— START —

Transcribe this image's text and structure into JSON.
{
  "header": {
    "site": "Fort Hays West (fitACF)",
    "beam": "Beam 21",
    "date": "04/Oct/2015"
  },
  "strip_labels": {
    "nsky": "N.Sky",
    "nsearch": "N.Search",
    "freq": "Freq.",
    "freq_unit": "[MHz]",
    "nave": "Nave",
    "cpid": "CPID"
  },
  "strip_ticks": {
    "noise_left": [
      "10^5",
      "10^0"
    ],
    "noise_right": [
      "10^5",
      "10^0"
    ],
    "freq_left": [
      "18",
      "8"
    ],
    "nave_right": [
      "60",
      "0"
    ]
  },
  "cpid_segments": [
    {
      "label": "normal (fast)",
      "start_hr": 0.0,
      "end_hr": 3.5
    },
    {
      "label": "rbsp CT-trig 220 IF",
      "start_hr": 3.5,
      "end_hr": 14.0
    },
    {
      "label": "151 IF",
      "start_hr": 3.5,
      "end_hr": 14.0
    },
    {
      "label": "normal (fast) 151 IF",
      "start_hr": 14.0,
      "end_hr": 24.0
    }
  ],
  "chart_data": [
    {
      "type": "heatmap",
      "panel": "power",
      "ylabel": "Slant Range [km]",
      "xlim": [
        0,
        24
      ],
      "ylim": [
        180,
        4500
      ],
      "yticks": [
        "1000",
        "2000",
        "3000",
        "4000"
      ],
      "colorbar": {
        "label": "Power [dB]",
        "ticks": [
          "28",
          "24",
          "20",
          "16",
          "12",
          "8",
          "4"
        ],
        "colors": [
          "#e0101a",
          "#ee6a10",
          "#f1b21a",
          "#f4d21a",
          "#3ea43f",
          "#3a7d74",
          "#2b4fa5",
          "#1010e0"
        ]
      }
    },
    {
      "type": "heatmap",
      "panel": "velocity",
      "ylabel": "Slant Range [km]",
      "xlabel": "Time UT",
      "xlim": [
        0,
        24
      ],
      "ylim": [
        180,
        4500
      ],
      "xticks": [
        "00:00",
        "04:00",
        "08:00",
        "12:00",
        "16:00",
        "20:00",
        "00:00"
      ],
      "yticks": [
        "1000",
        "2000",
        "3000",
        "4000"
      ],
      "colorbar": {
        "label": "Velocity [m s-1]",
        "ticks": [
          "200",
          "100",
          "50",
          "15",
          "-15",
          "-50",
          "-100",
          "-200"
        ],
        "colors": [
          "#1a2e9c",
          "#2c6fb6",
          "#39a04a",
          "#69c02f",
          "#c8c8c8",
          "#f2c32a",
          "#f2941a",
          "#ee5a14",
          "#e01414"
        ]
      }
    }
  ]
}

— END —

- [Short exercise]: Write out all of the records once more, exactly.

- [Correct output]:
Transcribe this image's text and structure into JSON.
{
  "header": {
    "site": "Fort Hays West (fitACF)",
    "beam": "Beam 21",
    "date": "04/Oct/2015"
  },
  "strip_labels": {
    "nsky": "N.Sky",
    "nsearch": "N.Search",
    "freq": "Freq.",
    "freq_unit": "[MHz]",
    "nave": "Nave",
    "cpid": "CPID"
  },
  "strip_ticks": {
    "noise_left": [
      "10^5",
      "10^0"
    ],
    "noise_right": [
      "10^5",
      "10^0"
    ],
    "freq_left": [
      "18",
      "8"
    ],
    "nave_right": [
      "60",
      "0"
    ]
  },
  "cpid_segments": [
    {
      "label": "normal (fast)",
      "start_hr": 0.0,
      "end_hr": 3.5
    },
    {
      "label": "rbsp CT-trig 220 IF",
      "start_hr": 3.5,
      "end_hr": 14.0
    },
    {
      "label": "151 IF",
      "start_hr": 3.5,
      "end_hr": 14.0
    },
    {
      "label": "normal (fast) 151 IF",
      "start_hr": 14.0,
      "end_hr": 24.0
    }
  ],
  "chart_data": [
    {
      "type": "heatmap",
      "panel": "power",
      "ylabel": "Slant Range [km]",
      "xlim": [
        0,
        24
      ],
      "ylim": [
        180,
        4500
      ],
      "yticks": [
        "1000",
        "2000",
        "3000",
        "4000"
      ],
      "colorbar": {
        "label": "Power [dB]",
        "ticks": [
          "28",
          "24",
          "20",
          "16",
          "12",
          "8",
          "4"
        ],
        "colors": [
          "#e0101a",
          "#ee6a10",
          "#f1b21a",
          "#f4d21a",
          "#3ea43f",
          "#3a7d74",
          "#2b4fa5",
          "#1010e0"
        ]
      }
    },
    {
      "type": "heatmap",
      "panel": "velocity",
      "ylabel": "Slant Range [km]",
      "xlabel": "Time UT",
      "xlim": [
        0,
        24
      ],
      "ylim": [
        180,
        4500
      ],
      "xticks": [
        "00:00",
        "04:00",
        "08:00",
        "12:00",
        "16:00",
        "20:00",
        "00:00"
      ],
      "yticks": [
        "1000",
        "2000",
        "3000",
        "4000"
      ],
      "colorbar": {
        "label": "Velocity [m s-1]",
        "ticks": [
          "200",
          "100",
          "50",
          "15",
          "-15",
          "-50",
          "-100",
          "-200"
        ],
        "colors": [
          "#1a2e9c",
          "#2c6fb6",
          "#39a04a",
          "#69c02f",
          "#c8c8c8",
          "#f2c32a",
          "#f2941a",
          "#ee5a14",
          "#e01414"
        ]
      }
    }
  ]
}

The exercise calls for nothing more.